■ Exercise: Find every line in the records below that holds the word "type" and copy it.

■ Data entries:
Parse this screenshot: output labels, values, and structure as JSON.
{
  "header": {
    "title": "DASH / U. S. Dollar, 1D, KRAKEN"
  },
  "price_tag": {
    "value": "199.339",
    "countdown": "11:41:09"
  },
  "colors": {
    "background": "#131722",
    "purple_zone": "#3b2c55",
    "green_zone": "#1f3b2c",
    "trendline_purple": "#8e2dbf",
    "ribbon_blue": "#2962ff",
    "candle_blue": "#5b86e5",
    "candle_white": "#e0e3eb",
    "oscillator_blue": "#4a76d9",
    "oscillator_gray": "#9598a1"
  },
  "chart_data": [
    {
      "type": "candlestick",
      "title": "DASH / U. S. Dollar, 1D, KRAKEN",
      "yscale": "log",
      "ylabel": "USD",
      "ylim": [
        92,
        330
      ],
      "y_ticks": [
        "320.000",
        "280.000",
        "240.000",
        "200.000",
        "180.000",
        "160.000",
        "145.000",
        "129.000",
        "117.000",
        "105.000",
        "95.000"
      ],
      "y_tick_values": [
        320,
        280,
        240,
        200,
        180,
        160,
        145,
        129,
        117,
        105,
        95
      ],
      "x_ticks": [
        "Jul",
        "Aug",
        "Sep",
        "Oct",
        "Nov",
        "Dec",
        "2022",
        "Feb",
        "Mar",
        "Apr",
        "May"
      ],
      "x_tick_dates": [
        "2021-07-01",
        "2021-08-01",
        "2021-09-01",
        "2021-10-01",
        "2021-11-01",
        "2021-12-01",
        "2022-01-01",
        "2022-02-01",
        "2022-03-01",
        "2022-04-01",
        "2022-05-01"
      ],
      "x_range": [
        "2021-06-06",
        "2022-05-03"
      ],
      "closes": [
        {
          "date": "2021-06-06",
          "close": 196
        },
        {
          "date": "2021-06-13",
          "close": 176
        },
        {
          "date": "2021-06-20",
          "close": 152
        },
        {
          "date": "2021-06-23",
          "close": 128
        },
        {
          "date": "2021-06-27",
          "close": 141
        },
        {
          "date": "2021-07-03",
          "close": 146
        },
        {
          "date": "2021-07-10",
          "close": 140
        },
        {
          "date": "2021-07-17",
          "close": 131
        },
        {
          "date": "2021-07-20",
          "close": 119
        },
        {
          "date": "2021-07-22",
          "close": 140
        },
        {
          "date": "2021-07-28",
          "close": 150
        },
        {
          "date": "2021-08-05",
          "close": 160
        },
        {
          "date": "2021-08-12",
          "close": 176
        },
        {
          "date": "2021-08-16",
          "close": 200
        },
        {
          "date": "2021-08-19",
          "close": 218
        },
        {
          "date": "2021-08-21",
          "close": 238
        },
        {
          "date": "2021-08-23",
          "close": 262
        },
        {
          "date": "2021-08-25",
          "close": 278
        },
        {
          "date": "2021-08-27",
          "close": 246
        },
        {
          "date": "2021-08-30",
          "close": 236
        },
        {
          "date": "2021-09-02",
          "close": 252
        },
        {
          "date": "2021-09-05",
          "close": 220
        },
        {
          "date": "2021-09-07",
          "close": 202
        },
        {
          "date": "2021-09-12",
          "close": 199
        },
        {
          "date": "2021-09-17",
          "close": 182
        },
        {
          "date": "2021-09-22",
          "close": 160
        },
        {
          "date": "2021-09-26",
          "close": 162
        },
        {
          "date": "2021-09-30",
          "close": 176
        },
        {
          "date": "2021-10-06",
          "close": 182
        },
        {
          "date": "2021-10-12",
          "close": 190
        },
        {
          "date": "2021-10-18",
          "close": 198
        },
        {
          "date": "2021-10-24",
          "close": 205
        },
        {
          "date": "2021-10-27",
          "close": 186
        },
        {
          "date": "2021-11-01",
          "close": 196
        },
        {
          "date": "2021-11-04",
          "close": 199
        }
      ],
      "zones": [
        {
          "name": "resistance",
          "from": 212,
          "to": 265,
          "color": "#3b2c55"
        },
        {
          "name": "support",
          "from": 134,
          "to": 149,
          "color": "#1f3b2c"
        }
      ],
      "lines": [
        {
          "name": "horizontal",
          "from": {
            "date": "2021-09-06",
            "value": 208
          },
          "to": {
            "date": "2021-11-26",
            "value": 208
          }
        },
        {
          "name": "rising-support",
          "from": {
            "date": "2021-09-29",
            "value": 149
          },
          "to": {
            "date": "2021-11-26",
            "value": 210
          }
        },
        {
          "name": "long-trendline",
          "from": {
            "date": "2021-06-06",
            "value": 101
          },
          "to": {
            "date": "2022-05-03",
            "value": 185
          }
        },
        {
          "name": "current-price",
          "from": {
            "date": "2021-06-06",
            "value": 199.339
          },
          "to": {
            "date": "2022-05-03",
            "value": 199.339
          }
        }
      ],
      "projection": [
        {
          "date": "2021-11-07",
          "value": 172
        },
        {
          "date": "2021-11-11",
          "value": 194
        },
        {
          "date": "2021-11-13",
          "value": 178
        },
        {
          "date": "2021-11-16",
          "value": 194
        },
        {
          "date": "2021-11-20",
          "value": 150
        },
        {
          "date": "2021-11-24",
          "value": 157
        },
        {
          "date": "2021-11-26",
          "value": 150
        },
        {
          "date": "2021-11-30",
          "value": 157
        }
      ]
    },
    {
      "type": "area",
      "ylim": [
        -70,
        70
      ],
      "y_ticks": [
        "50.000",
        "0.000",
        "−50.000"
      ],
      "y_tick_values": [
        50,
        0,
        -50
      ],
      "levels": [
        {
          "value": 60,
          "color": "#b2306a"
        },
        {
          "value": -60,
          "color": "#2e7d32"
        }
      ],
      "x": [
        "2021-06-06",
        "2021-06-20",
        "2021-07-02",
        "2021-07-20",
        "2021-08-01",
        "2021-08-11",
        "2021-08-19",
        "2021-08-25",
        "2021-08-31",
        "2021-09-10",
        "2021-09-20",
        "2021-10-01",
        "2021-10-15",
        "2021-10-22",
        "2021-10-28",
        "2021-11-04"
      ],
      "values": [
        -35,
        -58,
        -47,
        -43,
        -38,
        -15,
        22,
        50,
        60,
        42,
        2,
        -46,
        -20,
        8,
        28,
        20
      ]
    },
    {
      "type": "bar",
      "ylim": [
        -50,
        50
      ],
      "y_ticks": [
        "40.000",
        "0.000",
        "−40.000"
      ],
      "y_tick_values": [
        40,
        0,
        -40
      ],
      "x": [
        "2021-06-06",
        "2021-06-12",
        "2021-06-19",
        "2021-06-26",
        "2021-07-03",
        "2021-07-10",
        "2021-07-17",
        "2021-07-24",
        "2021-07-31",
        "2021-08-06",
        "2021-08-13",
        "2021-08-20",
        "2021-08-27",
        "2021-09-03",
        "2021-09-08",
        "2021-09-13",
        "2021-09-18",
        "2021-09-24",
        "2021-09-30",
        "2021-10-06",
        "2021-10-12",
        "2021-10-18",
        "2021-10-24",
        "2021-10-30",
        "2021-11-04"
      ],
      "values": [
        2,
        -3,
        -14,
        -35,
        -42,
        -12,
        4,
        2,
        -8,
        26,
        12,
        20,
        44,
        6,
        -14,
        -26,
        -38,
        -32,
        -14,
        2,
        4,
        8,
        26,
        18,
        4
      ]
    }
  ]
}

■ Expected output:
      "type": "candlestick",
      "type": "area",
      "type": "bar",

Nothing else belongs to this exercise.